» Document
--- start ---
The plan was to have a Mrs. approve or unnoticeable upgrades that increase the capability for HPDE events. The setup I decided to go with is the Racing Brake 380mm BBK with 4-pots caliper for the front, for the rear Racing Brake 2-piece rotor. I order these parts in January, finally got the parts in April. This first post will be on the front BBK install. The rear rotor RB sent me does not fit P3, so I am working with RB to resolve this soon.

The RB front BBK is a great kit. It comes with a complete set of front, and rear stainless line, which I'm 99% sure is by the same manufacturer for the SS line MPP offers. I didn't know RB would include the rear lines as well, so in advance, I purchase a set from MPP. MPP SS lines have a blue plastic/rubber coating, while RB has no coating, just raw SS. If anyone is interested in a set of SS line for their Model 3/P3 DM me for a deal.

Model 3/P3 front caliper is 4-pots, due to the shape the maximum rotor these can accommodate is 365mm. So new caliper is required when going to 380mm rotor. RB has an option for 6-pots caliper for P3 upgrade that is part of their X/S upgrade kit; for me, it will most likely violate the Mrs. rule.

The numbers:
RB caliper - 4.728kg (-0.664kg)
P3 caliper - 5.392kg
RB rotor - 380x32mm, 10.446kg (1.654kg)
P3 rotor - 355x25mm, 8.792kg
Net weight gain - 0.99kg, 2.178lb per side.

The preparation:
- Read through MPP BBK instruction multiple times, it is quite good - MPP Page Mill 365mm Big Brake Kit Instructions
- Have zip tie ready to hang up the stock caliper before complete removal
- Paper towel for wiping up brake fluid
- Remove the cap of the brake master cylinder reservoir to alleviates the pressure in the system for pushing piston/pads into the caliper.
- Loosely secure the SS brake line to the new caliper
- Get a 11/12mm brake line wrench, these will be used for the nut on the brake fluid hard line. You don't want to strip this with a regular open end wrench, brake fluid makes everything slippery.

The instruction: (all torque numbers are for your reference)
- Remove the stock caliper by removing the two bolts on the back side. I notice by feeling the torque of the stock bolts from the factory felt a lot less than the 77lb/ft called out in the MPP instruction
- Slide the caliper off and hang the lower control arm or where ever that will not cause a pull on the brake line
- Remove the rotor
- Remove the dust shield. Reinstall the three Torx bolts with some weak Loctite back onto the control arm. I tend to lose small things or forget what they were for, doing so help met avoid these two problems.
--- end ---
» Extracted records
--- start ---
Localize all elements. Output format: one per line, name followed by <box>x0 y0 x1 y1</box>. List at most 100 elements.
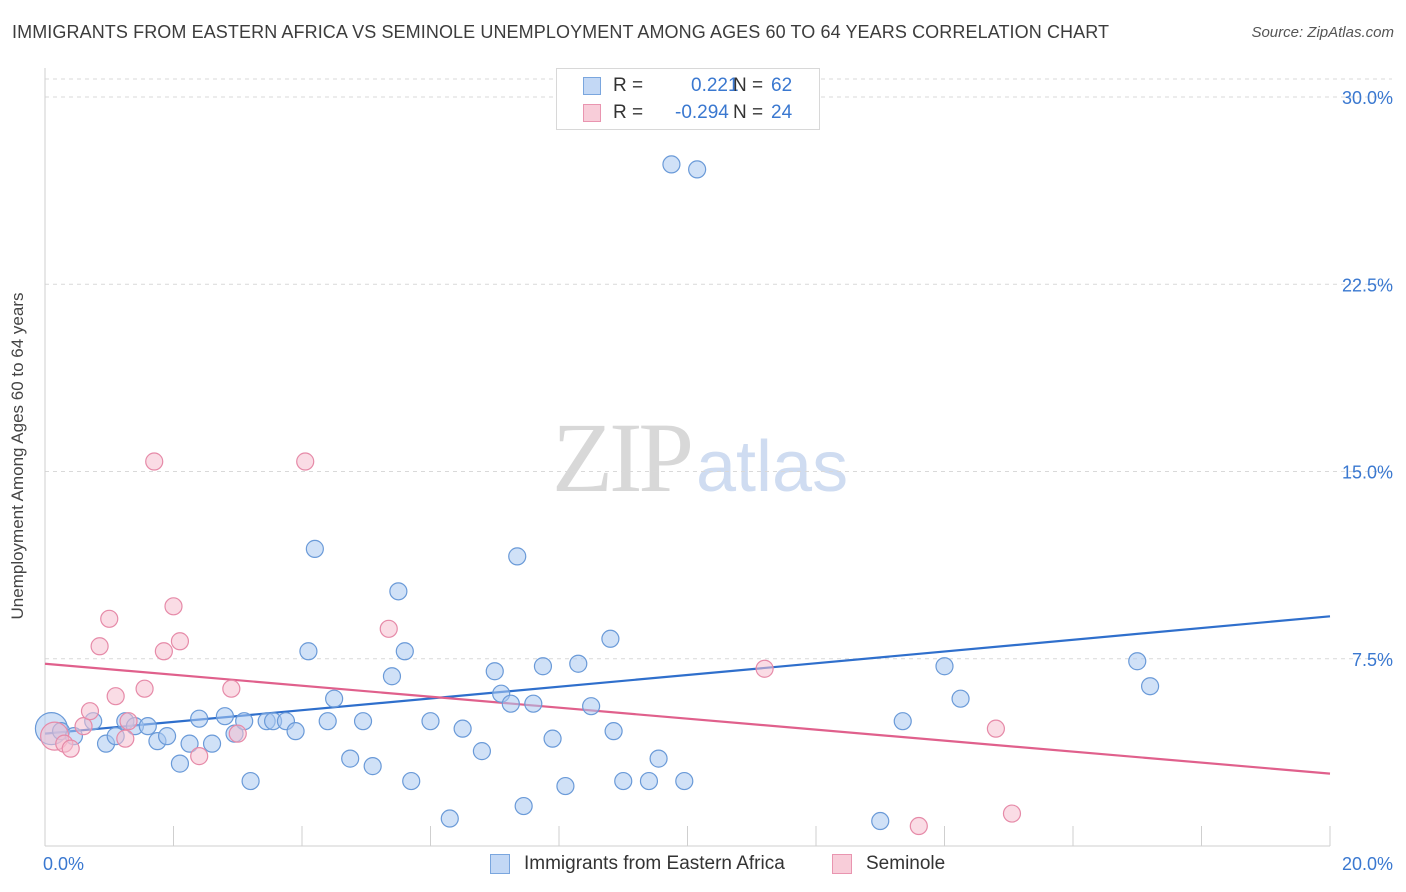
data-point-seminole <box>135 679 154 698</box>
watermark: ZIPatlas <box>552 400 848 515</box>
legend-r-label: R = <box>613 75 644 96</box>
data-point-seminole <box>190 747 209 766</box>
data-point-immigrants <box>402 771 421 791</box>
data-point-immigrants <box>533 657 553 676</box>
correlation-legend: R = 0.221 N = 62 R = -0.294 N = 24 <box>556 68 820 130</box>
data-point-immigrants <box>395 642 414 661</box>
data-point-seminole <box>379 619 398 638</box>
data-point-immigrants <box>935 657 954 676</box>
data-point-immigrants <box>138 717 157 736</box>
trend-line-seminole <box>44 662 1331 775</box>
data-point-immigrants <box>543 729 562 748</box>
data-point-immigrants <box>524 694 543 713</box>
data-point-immigrants <box>662 155 681 174</box>
data-point-immigrants <box>675 771 694 791</box>
x-tick-label-max: 20.0% <box>1342 854 1393 874</box>
data-point-immigrants <box>556 776 575 796</box>
data-point-immigrants <box>1140 677 1160 696</box>
legend-swatch-immigrants <box>583 77 601 95</box>
data-point-immigrants <box>582 697 601 716</box>
data-point-seminole <box>100 609 119 628</box>
trend-lines <box>44 615 1331 775</box>
bottom-legend-swatch-immigrants <box>490 854 510 874</box>
legend-swatch-seminole <box>583 104 601 122</box>
data-point-immigrants <box>341 749 360 768</box>
data-point-immigrants <box>286 722 305 741</box>
trend-line-immigrants <box>44 615 1331 735</box>
data-point-immigrants <box>305 539 324 558</box>
y-tick-label: 7.5% <box>1352 650 1393 670</box>
data-point-seminole <box>296 452 315 471</box>
data-point-immigrants <box>325 689 344 708</box>
gridlines <box>45 78 1392 660</box>
data-point-seminole <box>228 724 247 743</box>
data-point-immigrants <box>614 771 633 791</box>
data-point-seminole <box>170 632 190 651</box>
bottom-legend-label-seminole: Seminole <box>866 853 946 874</box>
data-point-immigrants <box>241 771 260 791</box>
data-point-immigrants <box>639 771 659 791</box>
data-point-immigrants <box>514 796 533 816</box>
data-point-immigrants <box>190 709 209 728</box>
data-point-immigrants <box>1128 652 1147 671</box>
legend-r-value-seminole: -0.294 <box>675 102 729 123</box>
data-point-immigrants <box>353 712 373 731</box>
data-point-immigrants <box>170 754 190 773</box>
data-point-immigrants <box>363 757 382 776</box>
data-point-immigrants <box>157 727 177 746</box>
data-point-immigrants <box>649 749 668 768</box>
data-point-immigrants <box>508 547 527 566</box>
y-axis-label: Unemployment Among Ages 60 to 64 years <box>8 292 27 620</box>
data-point-immigrants <box>180 734 199 753</box>
data-point-seminole <box>61 739 80 758</box>
series-seminole-points <box>40 452 1022 836</box>
data-point-immigrants <box>951 689 970 708</box>
chart-title: IMMIGRANTS FROM EASTERN AFRICA VS SEMINO… <box>12 22 1110 42</box>
legend-n-value-seminole: 24 <box>771 102 793 123</box>
watermark-zip: ZIP <box>552 402 694 513</box>
data-point-immigrants <box>440 809 459 828</box>
data-point-seminole <box>80 702 100 721</box>
data-point-immigrants <box>421 712 440 731</box>
data-point-seminole <box>106 687 125 706</box>
legend-n-label: N = <box>733 75 764 96</box>
data-point-immigrants <box>893 712 912 731</box>
bottom-legend-label-immigrants: Immigrants from Eastern Africa <box>524 853 785 874</box>
legend-r-label: R = <box>613 102 644 123</box>
data-point-seminole <box>116 729 135 748</box>
data-point-seminole <box>119 712 138 731</box>
tick-labels: 7.5% 15.0% 22.5% 30.0% 0.0% 20.0% <box>43 88 1393 874</box>
data-point-immigrants <box>382 667 402 686</box>
legend-r-value-immigrants: 0.221 <box>691 75 739 96</box>
data-point-immigrants <box>569 654 588 673</box>
data-point-seminole <box>909 816 928 836</box>
data-point-immigrants <box>453 719 472 738</box>
data-point-seminole <box>154 642 173 661</box>
source-credit: Source: ZipAtlas.com <box>1251 24 1394 41</box>
data-point-seminole <box>145 452 164 471</box>
data-point-seminole <box>74 717 93 736</box>
y-tick-label: 15.0% <box>1342 463 1393 483</box>
legend-n-label: N = <box>733 102 764 123</box>
data-point-immigrants <box>472 742 491 761</box>
data-point-immigrants <box>604 722 623 741</box>
y-tick-label: 30.0% <box>1342 88 1393 108</box>
data-point-immigrants <box>485 662 504 681</box>
data-point-seminole <box>1002 804 1022 823</box>
y-tick-label: 22.5% <box>1342 275 1393 295</box>
data-point-immigrants <box>215 707 234 726</box>
data-point-immigrants <box>871 811 890 831</box>
data-point-immigrants <box>202 734 222 753</box>
data-point-immigrants <box>688 160 707 179</box>
data-point-seminole <box>164 597 183 616</box>
x-tick-label-min: 0.0% <box>43 854 84 874</box>
legend-n-value-immigrants: 62 <box>771 75 793 96</box>
data-point-seminole <box>90 637 109 656</box>
data-point-seminole <box>222 679 241 698</box>
watermark-atlas: atlas <box>696 427 849 507</box>
data-point-immigrants <box>318 712 337 731</box>
data-point-seminole <box>755 659 774 678</box>
data-point-immigrants <box>501 694 520 713</box>
bottom-legend-swatch-seminole <box>832 854 852 874</box>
--- end ---
» Short problem 1
From the brake kit post, extract everything from "The plan was" down to "resolve this soon.".
» Short problem 2
Name every component whose weight is given in the brake kit post.
» Short problem 3
Answer these questions from the brake kit post:
(a) In what month were the parts ordered?
(b) What is the largest rotor the Model 3/P3 front caliper can accommodate?
(c) What coating do the MPP SS lines have?
The listing plays no part in anything asked here.

» Expected answer 1
The plan was to have a Mrs. approve or unnoticeable upgrades that increase the capability for HPDE events. The setup I decided to go with is the Racing Brake 380mm BBK with 4-pots caliper for the front, for the rear Racing Brake 2-piece rotor. I order these parts in January, finally got the parts in April. This first post will be on the front BBK install. The rear rotor RB sent me does not fit P3, so I am working with RB to resolve this soon.

» Expected answer 2
RB caliper
P3 caliper
RB rotor
P3 rotor

» Expected answer 3
(a) January
(b) 365mm
(c) A blue plastic/rubber coating